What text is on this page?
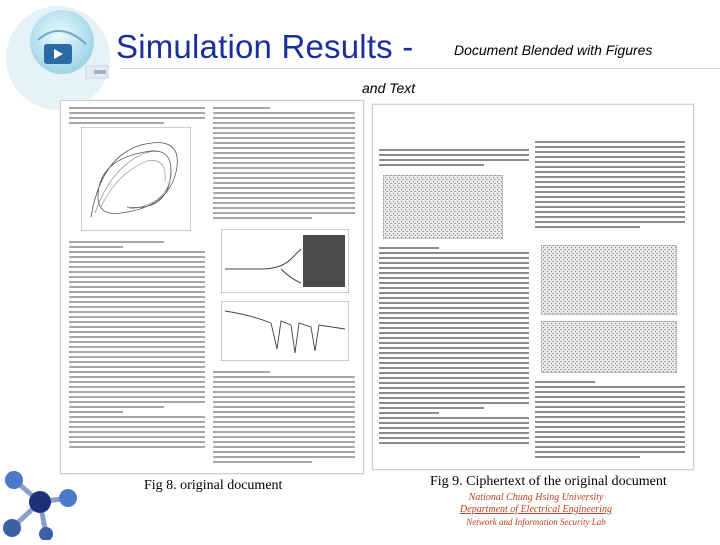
Simulation Results -	Document Blended with Figures
and Text
Fig 8. original document	Fig 9. Ciphertext of the original document
National Chung Hsing University
Department of Electrical Engineering
Network and Information Security Lab
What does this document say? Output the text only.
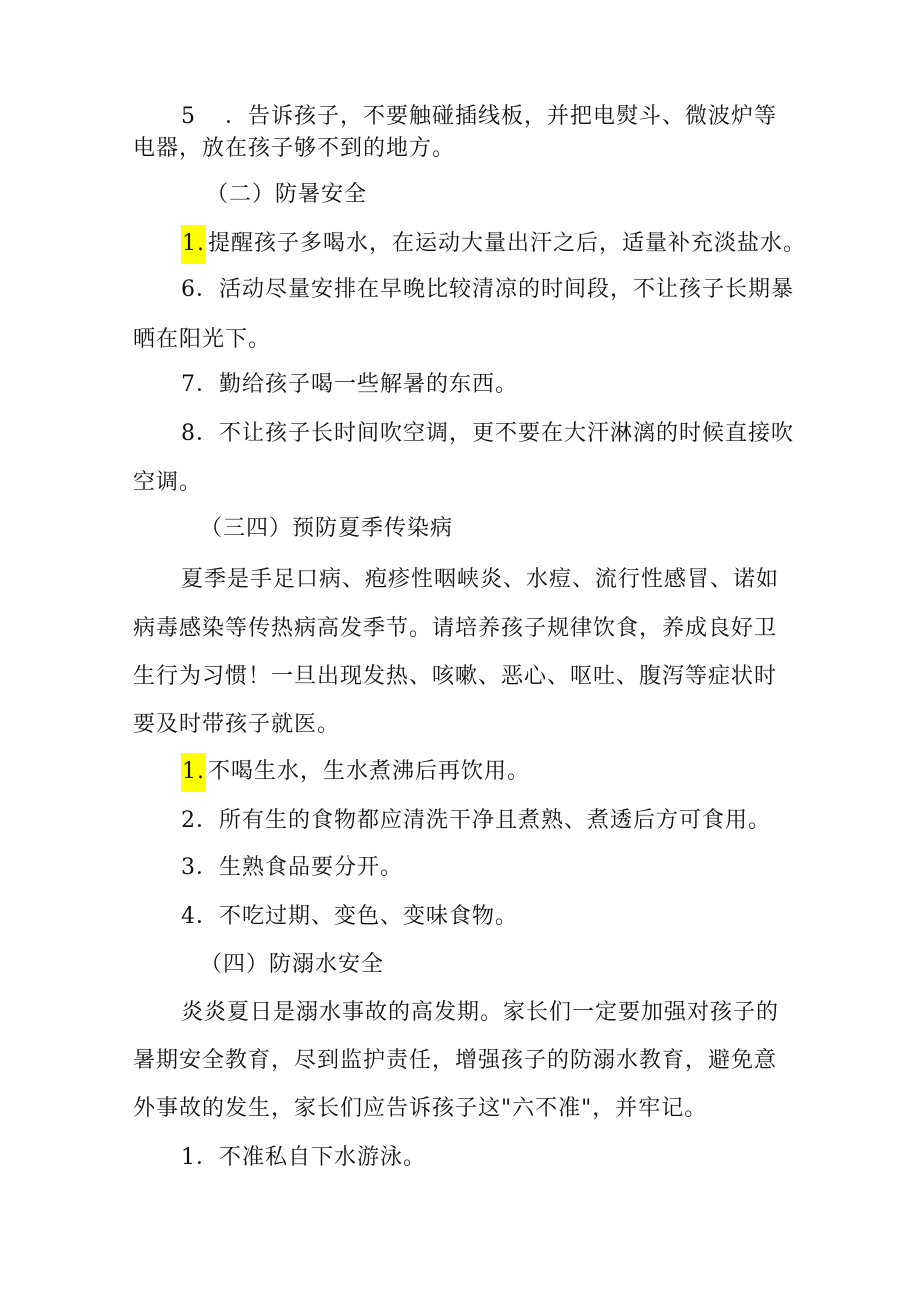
5 ．告诉孩子，不要触碰插线板，并把电熨斗、微波炉等
电器，放在孩子够不到的地方。
（二）防暑安全
1. 提醒孩子多喝水，在运动大量出汗之后，适量补充淡盐水。
6．活动尽量安排在早晚比较清凉的时间段，不让孩子长期暴
晒在阳光下。
7．勤给孩子喝一些解暑的东西。
8．不让孩子长时间吹空调，更不要在大汗淋漓的时候直接吹
空调。
（三四）预防夏季传染病
夏季是手足口病、疱疹性咽峡炎、水痘、流行性感冒、诺如
病毒感染等传热病高发季节。请培养孩子规律饮食，养成良好卫
生行为习惯！一旦出现发热、咳嗽、恶心、呕吐、腹泻等症状时
要及时带孩子就医。
1. 不喝生水，生水煮沸后再饮用。
2．所有生的食物都应清洗干净且煮熟、煮透后方可食用。
3．生熟食品要分开。
4．不吃过期、变色、变味食物。
（四）防溺水安全
炎炎夏日是溺水事故的高发期。家长们一定要加强对孩子的
暑期安全教育，尽到监护责任，增强孩子的防溺水教育，避免意
外事故的发生，家长们应告诉孩子这"六不准"，并牢记。
1．不准私自下水游泳。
# # #
**EXERCISE REQUIREMENTS**
Your copy should match the entries exactly, minus the pictures.

**FINAL RESULT**
What text is on this page?
Simulation Results -	Document Blended with Figures
and Text
Fig 8. original document	Fig 9. Ciphertext of the original document
National Chung Hsing University
Department of Electrical Engineering
Network and Information Security Lab
What does this document say? Output the text only.
5 ．告诉孩子，不要触碰插线板，并把电熨斗、微波炉等
电器，放在孩子够不到的地方。
（二）防暑安全
1. 提醒孩子多喝水，在运动大量出汗之后，适量补充淡盐水。
6．活动尽量安排在早晚比较清凉的时间段，不让孩子长期暴
晒在阳光下。
7．勤给孩子喝一些解暑的东西。
8．不让孩子长时间吹空调，更不要在大汗淋漓的时候直接吹
空调。
（三四）预防夏季传染病
夏季是手足口病、疱疹性咽峡炎、水痘、流行性感冒、诺如
病毒感染等传热病高发季节。请培养孩子规律饮食，养成良好卫
生行为习惯！一旦出现发热、咳嗽、恶心、呕吐、腹泻等症状时
要及时带孩子就医。
1. 不喝生水，生水煮沸后再饮用。
2．所有生的食物都应清洗干净且煮熟、煮透后方可食用。
3．生熟食品要分开。
4．不吃过期、变色、变味食物。
（四）防溺水安全
炎炎夏日是溺水事故的高发期。家长们一定要加强对孩子的
暑期安全教育，尽到监护责任，增强孩子的防溺水教育，避免意
外事故的发生，家长们应告诉孩子这"六不准"，并牢记。
1．不准私自下水游泳。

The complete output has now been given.